:: Task to carry out ::
Repeat every record below exactly, but leave out any pictures.

:: Data extract ::
···
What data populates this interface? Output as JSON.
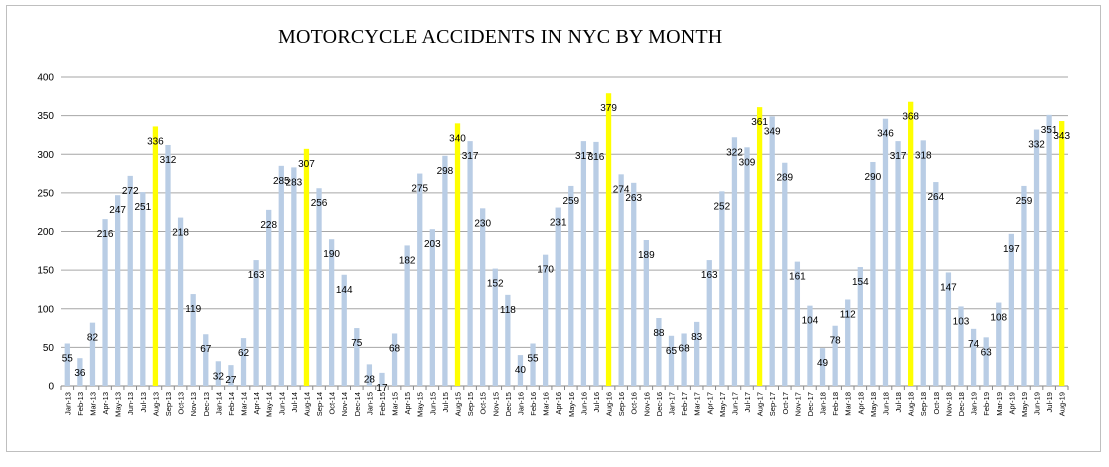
{
  "chart_data": {
    "type": "bar",
    "title": "MOTORCYCLE ACCIDENTS IN NYC BY MONTH",
    "xlabel": "",
    "ylabel": "",
    "ylim": [
      0,
      400
    ],
    "yticks": [
      0,
      50,
      100,
      150,
      200,
      250,
      300,
      350,
      400
    ],
    "grid": true,
    "legend": "none",
    "colors": {
      "default": "#b9cde5",
      "highlight": "#ffff00"
    },
    "categories": [
      "Jan-13",
      "Feb-13",
      "Mar-13",
      "Apr-13",
      "May-13",
      "Jun-13",
      "Jul-13",
      "Aug-13",
      "Sep-13",
      "Oct-13",
      "Nov-13",
      "Dec-13",
      "Jan-14",
      "Feb-14",
      "Mar-14",
      "Apr-14",
      "May-14",
      "Jun-14",
      "Jul-14",
      "Aug-14",
      "Sep-14",
      "Oct-14",
      "Nov-14",
      "Dec-14",
      "Jan-15",
      "Feb-15",
      "Mar-15",
      "Apr-15",
      "May-15",
      "Jun-15",
      "Jul-15",
      "Aug-15",
      "Sep-15",
      "Oct-15",
      "Nov-15",
      "Dec-15",
      "Jan-16",
      "Feb-16",
      "Mar-16",
      "Apr-16",
      "May-16",
      "Jun-16",
      "Jul-16",
      "Aug-16",
      "Sep-16",
      "Oct-16",
      "Nov-16",
      "Dec-16",
      "Jan-17",
      "Feb-17",
      "Mar-17",
      "Apr-17",
      "May-17",
      "Jun-17",
      "Jul-17",
      "Aug-17",
      "Sep-17",
      "Oct-17",
      "Nov-17",
      "Dec-17",
      "Jan-18",
      "Feb-18",
      "Mar-18",
      "Apr-18",
      "May-18",
      "Jun-18",
      "Jul-18",
      "Aug-18",
      "Sep-18",
      "Oct-18",
      "Nov-18",
      "Dec-18",
      "Jan-19",
      "Feb-19",
      "Mar-19",
      "Apr-19",
      "May-19",
      "Jun-19",
      "Jul-19",
      "Aug-19"
    ],
    "values": [
      55,
      36,
      82,
      216,
      247,
      272,
      251,
      336,
      312,
      218,
      119,
      67,
      32,
      27,
      62,
      163,
      228,
      285,
      283,
      307,
      256,
      190,
      144,
      75,
      28,
      17,
      68,
      182,
      275,
      203,
      298,
      340,
      317,
      230,
      152,
      118,
      40,
      55,
      170,
      231,
      259,
      317,
      316,
      379,
      274,
      263,
      189,
      88,
      65,
      68,
      83,
      163,
      252,
      322,
      309,
      361,
      349,
      289,
      161,
      104,
      49,
      78,
      112,
      154,
      290,
      346,
      317,
      368,
      318,
      264,
      147,
      103,
      74,
      63,
      108,
      197,
      259,
      332,
      351,
      343
    ],
    "data_labels": [
      "55",
      "36",
      "82",
      "216",
      "247",
      "272",
      "251",
      "336",
      "312",
      "218",
      "119",
      "67",
      "32",
      "27",
      "62",
      "163",
      "228",
      "285",
      "283",
      "307",
      "256",
      "190",
      "144",
      "75",
      "28",
      "17",
      "68",
      "182",
      "275",
      "203",
      "298",
      "340",
      "317",
      "230",
      "152",
      "118",
      "40",
      "55",
      "170",
      "231",
      "259",
      "317",
      "316",
      "379",
      "274",
      "263",
      "189",
      "88",
      "65",
      "68",
      "83",
      "163",
      "252",
      "322",
      "309",
      "361",
      "349",
      "289",
      "161",
      "104",
      "49",
      "78",
      "112",
      "154",
      "290",
      "346",
      "317",
      "368",
      "318",
      "264",
      "147",
      "103",
      "74",
      "63",
      "108",
      "197",
      "259",
      "332",
      "351",
      "343"
    ],
    "highlighted": [
      "Aug-13",
      "Aug-14",
      "Aug-15",
      "Aug-16",
      "Aug-17",
      "Aug-18",
      "Aug-19"
    ],
    "category_labels": [
      "Jan-13",
      "Feb-13",
      "Mar-13",
      "Apr-13",
      "May-13",
      "Jun-13",
      "Jul-13",
      "Aug-13",
      "Sep-13",
      "Oct-13",
      "Nov-13",
      "Dec-13",
      "Jan-14",
      "Feb-14",
      "Mar-14",
      "Apr-14",
      "May-14",
      "Jun-14",
      "Jul-14",
      "Aug-14",
      "Sep-14",
      "Oct-14",
      "Nov-14",
      "Dec-14",
      "Jan-15",
      "Feb-15",
      "Mar-15",
      "Apr-15",
      "May-15",
      "Jun-15",
      "Jul-15",
      "Aug-15",
      "Sep-15",
      "Oct-15",
      "Nov-15",
      "Dec-15",
      "Jan-16",
      "Feb-16",
      "Mar-16",
      "Apr-16",
      "May-16",
      "Jun-16",
      "Jul-16",
      "Aug-16",
      "Sep-16",
      "Oct-16",
      "Nov-16",
      "Dec-16",
      "Jan-17",
      "Feb-17",
      "Mar-17",
      "Apr-17",
      "May-17",
      "Jun-17",
      "Jul-17",
      "Aug-17",
      "Sep-17",
      "Oct-17",
      "Nov-17",
      "Dec-17",
      "Jan-18",
      "Feb-18",
      "Mar-18",
      "Apr-18",
      "May-18",
      "Jun-18",
      "Jul-18",
      "Aug-18",
      "Sep-18",
      "Oct-18",
      "Nov-18",
      "Dec-18",
      "Jan-19",
      "Feb-19",
      "Mar-19",
      "Apr-19",
      "May-19",
      "Jun-19",
      "Jul-19",
      "Aug-19"
    ]
  }
}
···
:: Response ::
What data populates this interface? Output as JSON.
{
  "chart_data": {
    "type": "bar",
    "title": "MOTORCYCLE ACCIDENTS IN NYC BY MONTH",
    "xlabel": "",
    "ylabel": "",
    "ylim": [
      0,
      400
    ],
    "yticks": [
      0,
      50,
      100,
      150,
      200,
      250,
      300,
      350,
      400
    ],
    "grid": true,
    "legend": "none",
    "colors": {
      "default": "#b9cde5",
      "highlight": "#ffff00"
    },
    "categories": [
      "Jan-13",
      "Feb-13",
      "Mar-13",
      "Apr-13",
      "May-13",
      "Jun-13",
      "Jul-13",
      "Aug-13",
      "Sep-13",
      "Oct-13",
      "Nov-13",
      "Dec-13",
      "Jan-14",
      "Feb-14",
      "Mar-14",
      "Apr-14",
      "May-14",
      "Jun-14",
      "Jul-14",
      "Aug-14",
      "Sep-14",
      "Oct-14",
      "Nov-14",
      "Dec-14",
      "Jan-15",
      "Feb-15",
      "Mar-15",
      "Apr-15",
      "May-15",
      "Jun-15",
      "Jul-15",
      "Aug-15",
      "Sep-15",
      "Oct-15",
      "Nov-15",
      "Dec-15",
      "Jan-16",
      "Feb-16",
      "Mar-16",
      "Apr-16",
      "May-16",
      "Jun-16",
      "Jul-16",
      "Aug-16",
      "Sep-16",
      "Oct-16",
      "Nov-16",
      "Dec-16",
      "Jan-17",
      "Feb-17",
      "Mar-17",
      "Apr-17",
      "May-17",
      "Jun-17",
      "Jul-17",
      "Aug-17",
      "Sep-17",
      "Oct-17",
      "Nov-17",
      "Dec-17",
      "Jan-18",
      "Feb-18",
      "Mar-18",
      "Apr-18",
      "May-18",
      "Jun-18",
      "Jul-18",
      "Aug-18",
      "Sep-18",
      "Oct-18",
      "Nov-18",
      "Dec-18",
      "Jan-19",
      "Feb-19",
      "Mar-19",
      "Apr-19",
      "May-19",
      "Jun-19",
      "Jul-19",
      "Aug-19"
    ],
    "values": [
      55,
      36,
      82,
      216,
      247,
      272,
      251,
      336,
      312,
      218,
      119,
      67,
      32,
      27,
      62,
      163,
      228,
      285,
      283,
      307,
      256,
      190,
      144,
      75,
      28,
      17,
      68,
      182,
      275,
      203,
      298,
      340,
      317,
      230,
      152,
      118,
      40,
      55,
      170,
      231,
      259,
      317,
      316,
      379,
      274,
      263,
      189,
      88,
      65,
      68,
      83,
      163,
      252,
      322,
      309,
      361,
      349,
      289,
      161,
      104,
      49,
      78,
      112,
      154,
      290,
      346,
      317,
      368,
      318,
      264,
      147,
      103,
      74,
      63,
      108,
      197,
      259,
      332,
      351,
      343
    ],
    "data_labels": [
      "55",
      "36",
      "82",
      "216",
      "247",
      "272",
      "251",
      "336",
      "312",
      "218",
      "119",
      "67",
      "32",
      "27",
      "62",
      "163",
      "228",
      "285",
      "283",
      "307",
      "256",
      "190",
      "144",
      "75",
      "28",
      "17",
      "68",
      "182",
      "275",
      "203",
      "298",
      "340",
      "317",
      "230",
      "152",
      "118",
      "40",
      "55",
      "170",
      "231",
      "259",
      "317",
      "316",
      "379",
      "274",
      "263",
      "189",
      "88",
      "65",
      "68",
      "83",
      "163",
      "252",
      "322",
      "309",
      "361",
      "349",
      "289",
      "161",
      "104",
      "49",
      "78",
      "112",
      "154",
      "290",
      "346",
      "317",
      "368",
      "318",
      "264",
      "147",
      "103",
      "74",
      "63",
      "108",
      "197",
      "259",
      "332",
      "351",
      "343"
    ],
    "highlighted": [
      "Aug-13",
      "Aug-14",
      "Aug-15",
      "Aug-16",
      "Aug-17",
      "Aug-18",
      "Aug-19"
    ],
    "category_labels": [
      "Jan-13",
      "Feb-13",
      "Mar-13",
      "Apr-13",
      "May-13",
      "Jun-13",
      "Jul-13",
      "Aug-13",
      "Sep-13",
      "Oct-13",
      "Nov-13",
      "Dec-13",
      "Jan-14",
      "Feb-14",
      "Mar-14",
      "Apr-14",
      "May-14",
      "Jun-14",
      "Jul-14",
      "Aug-14",
      "Sep-14",
      "Oct-14",
      "Nov-14",
      "Dec-14",
      "Jan-15",
      "Feb-15",
      "Mar-15",
      "Apr-15",
      "May-15",
      "Jun-15",
      "Jul-15",
      "Aug-15",
      "Sep-15",
      "Oct-15",
      "Nov-15",
      "Dec-15",
      "Jan-16",
      "Feb-16",
      "Mar-16",
      "Apr-16",
      "May-16",
      "Jun-16",
      "Jul-16",
      "Aug-16",
      "Sep-16",
      "Oct-16",
      "Nov-16",
      "Dec-16",
      "Jan-17",
      "Feb-17",
      "Mar-17",
      "Apr-17",
      "May-17",
      "Jun-17",
      "Jul-17",
      "Aug-17",
      "Sep-17",
      "Oct-17",
      "Nov-17",
      "Dec-17",
      "Jan-18",
      "Feb-18",
      "Mar-18",
      "Apr-18",
      "May-18",
      "Jun-18",
      "Jul-18",
      "Aug-18",
      "Sep-18",
      "Oct-18",
      "Nov-18",
      "Dec-18",
      "Jan-19",
      "Feb-19",
      "Mar-19",
      "Apr-19",
      "May-19",
      "Jun-19",
      "Jul-19",
      "Aug-19"
    ]
  }
}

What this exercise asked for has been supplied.